- Records supplied -
****

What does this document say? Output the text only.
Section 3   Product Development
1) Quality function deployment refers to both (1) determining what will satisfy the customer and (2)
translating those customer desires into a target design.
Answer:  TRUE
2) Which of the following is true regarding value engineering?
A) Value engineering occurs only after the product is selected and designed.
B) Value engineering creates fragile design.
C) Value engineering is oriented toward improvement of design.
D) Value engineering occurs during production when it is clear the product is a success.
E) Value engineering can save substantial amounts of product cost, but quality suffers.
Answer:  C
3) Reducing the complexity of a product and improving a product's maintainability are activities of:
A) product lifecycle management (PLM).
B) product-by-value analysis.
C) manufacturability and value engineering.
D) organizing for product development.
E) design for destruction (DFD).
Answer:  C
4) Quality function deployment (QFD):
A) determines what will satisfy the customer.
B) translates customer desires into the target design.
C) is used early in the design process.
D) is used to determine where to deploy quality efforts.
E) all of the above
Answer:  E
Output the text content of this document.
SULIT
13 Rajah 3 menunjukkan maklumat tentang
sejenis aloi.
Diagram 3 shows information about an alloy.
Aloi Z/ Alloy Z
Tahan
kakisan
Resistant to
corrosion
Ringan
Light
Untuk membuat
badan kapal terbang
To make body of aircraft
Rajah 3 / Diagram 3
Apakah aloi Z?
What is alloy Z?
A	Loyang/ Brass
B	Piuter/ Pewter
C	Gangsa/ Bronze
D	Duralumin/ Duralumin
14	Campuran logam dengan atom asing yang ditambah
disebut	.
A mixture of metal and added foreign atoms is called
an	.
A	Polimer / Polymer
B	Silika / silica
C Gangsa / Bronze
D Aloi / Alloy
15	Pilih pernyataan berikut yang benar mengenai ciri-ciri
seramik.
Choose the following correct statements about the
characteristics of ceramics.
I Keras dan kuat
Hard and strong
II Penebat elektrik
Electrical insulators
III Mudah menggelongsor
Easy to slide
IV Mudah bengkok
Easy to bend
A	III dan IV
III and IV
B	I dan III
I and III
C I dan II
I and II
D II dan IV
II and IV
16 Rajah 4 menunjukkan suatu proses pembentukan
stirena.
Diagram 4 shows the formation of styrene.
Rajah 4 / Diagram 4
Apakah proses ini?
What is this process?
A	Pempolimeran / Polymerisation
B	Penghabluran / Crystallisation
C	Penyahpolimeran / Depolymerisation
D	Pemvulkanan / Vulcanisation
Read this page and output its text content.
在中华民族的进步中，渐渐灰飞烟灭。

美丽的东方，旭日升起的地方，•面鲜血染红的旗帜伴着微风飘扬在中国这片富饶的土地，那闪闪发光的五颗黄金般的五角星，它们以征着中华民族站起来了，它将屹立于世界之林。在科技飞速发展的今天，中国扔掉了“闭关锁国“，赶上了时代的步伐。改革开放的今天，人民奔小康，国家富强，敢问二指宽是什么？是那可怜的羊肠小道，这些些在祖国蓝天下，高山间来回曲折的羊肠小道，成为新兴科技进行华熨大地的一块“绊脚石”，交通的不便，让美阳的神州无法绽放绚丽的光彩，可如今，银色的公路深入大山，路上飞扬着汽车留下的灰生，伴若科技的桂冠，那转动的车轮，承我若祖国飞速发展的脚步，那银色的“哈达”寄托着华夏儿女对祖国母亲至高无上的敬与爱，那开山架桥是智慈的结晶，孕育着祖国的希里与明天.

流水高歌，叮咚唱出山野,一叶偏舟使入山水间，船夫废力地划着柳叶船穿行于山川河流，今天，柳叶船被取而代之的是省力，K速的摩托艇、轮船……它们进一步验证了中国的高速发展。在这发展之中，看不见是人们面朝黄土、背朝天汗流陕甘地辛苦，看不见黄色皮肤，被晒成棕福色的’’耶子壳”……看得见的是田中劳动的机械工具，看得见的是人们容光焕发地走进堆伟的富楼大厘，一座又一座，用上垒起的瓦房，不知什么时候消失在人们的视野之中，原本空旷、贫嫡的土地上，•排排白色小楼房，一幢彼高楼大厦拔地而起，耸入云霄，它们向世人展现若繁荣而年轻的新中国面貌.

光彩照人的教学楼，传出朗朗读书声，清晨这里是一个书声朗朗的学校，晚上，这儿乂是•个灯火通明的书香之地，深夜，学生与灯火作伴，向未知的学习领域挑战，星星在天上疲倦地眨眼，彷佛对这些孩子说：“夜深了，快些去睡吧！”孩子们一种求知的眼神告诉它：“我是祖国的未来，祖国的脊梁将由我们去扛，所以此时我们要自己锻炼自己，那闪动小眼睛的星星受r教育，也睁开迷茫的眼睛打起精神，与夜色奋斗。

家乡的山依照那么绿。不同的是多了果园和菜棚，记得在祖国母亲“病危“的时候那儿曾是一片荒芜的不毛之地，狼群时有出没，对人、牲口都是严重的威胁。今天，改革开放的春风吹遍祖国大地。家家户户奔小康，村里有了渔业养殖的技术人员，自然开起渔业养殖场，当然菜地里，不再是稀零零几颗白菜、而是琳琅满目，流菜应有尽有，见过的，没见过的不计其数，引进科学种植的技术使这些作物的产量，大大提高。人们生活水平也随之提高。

****

All lines from the one that contains "Read this page and output its text content." through the end of the material are to be quoted exactly, with both ends included.

Read this page and output its text content.
在中华民族的进步中，渐渐灰飞烟灭。

美丽的东方，旭日升起的地方，•面鲜血染红的旗帜伴着微风飘扬在中国这片富饶的土地，那闪闪发光的五颗黄金般的五角星，它们以征着中华民族站起来了，它将屹立于世界之林。在科技飞速发展的今天，中国扔掉了“闭关锁国“，赶上了时代的步伐。改革开放的今天，人民奔小康，国家富强，敢问二指宽是什么？是那可怜的羊肠小道，这些些在祖国蓝天下，高山间来回曲折的羊肠小道，成为新兴科技进行华熨大地的一块“绊脚石”，交通的不便，让美阳的神州无法绽放绚丽的光彩，可如今，银色的公路深入大山，路上飞扬着汽车留下的灰生，伴若科技的桂冠，那转动的车轮，承我若祖国飞速发展的脚步，那银色的“哈达”寄托着华夏儿女对祖国母亲至高无上的敬与爱，那开山架桥是智慈的结晶，孕育着祖国的希里与明天.

流水高歌，叮咚唱出山野,一叶偏舟使入山水间，船夫废力地划着柳叶船穿行于山川河流，今天，柳叶船被取而代之的是省力，K速的摩托艇、轮船……它们进一步验证了中国的高速发展。在这发展之中，看不见是人们面朝黄土、背朝天汗流陕甘地辛苦，看不见黄色皮肤，被晒成棕福色的’’耶子壳”……看得见的是田中劳动的机械工具，看得见的是人们容光焕发地走进堆伟的富楼大厘，一座又一座，用上垒起的瓦房，不知什么时候消失在人们的视野之中，原本空旷、贫嫡的土地上，•排排白色小楼房，一幢彼高楼大厦拔地而起，耸入云霄，它们向世人展现若繁荣而年轻的新中国面貌.

光彩照人的教学楼，传出朗朗读书声，清晨这里是一个书声朗朗的学校，晚上，这儿乂是•个灯火通明的书香之地，深夜，学生与灯火作伴，向未知的学习领域挑战，星星在天上疲倦地眨眼，彷佛对这些孩子说：“夜深了，快些去睡吧！”孩子们一种求知的眼神告诉它：“我是祖国的未来，祖国的脊梁将由我们去扛，所以此时我们要自己锻炼自己，那闪动小眼睛的星星受r教育，也睁开迷茫的眼睛打起精神，与夜色奋斗。

家乡的山依照那么绿。不同的是多了果园和菜棚，记得在祖国母亲“病危“的时候那儿曾是一片荒芜的不毛之地，狼群时有出没，对人、牲口都是严重的威胁。今天，改革开放的春风吹遍祖国大地。家家户户奔小康，村里有了渔业养殖的技术人员，自然开起渔业养殖场，当然菜地里，不再是稀零零几颗白菜、而是琳琅满目，流菜应有尽有，见过的，没见过的不计其数，引进科学种植的技术使这些作物的产量，大大提高。人们生活水平也随之提高。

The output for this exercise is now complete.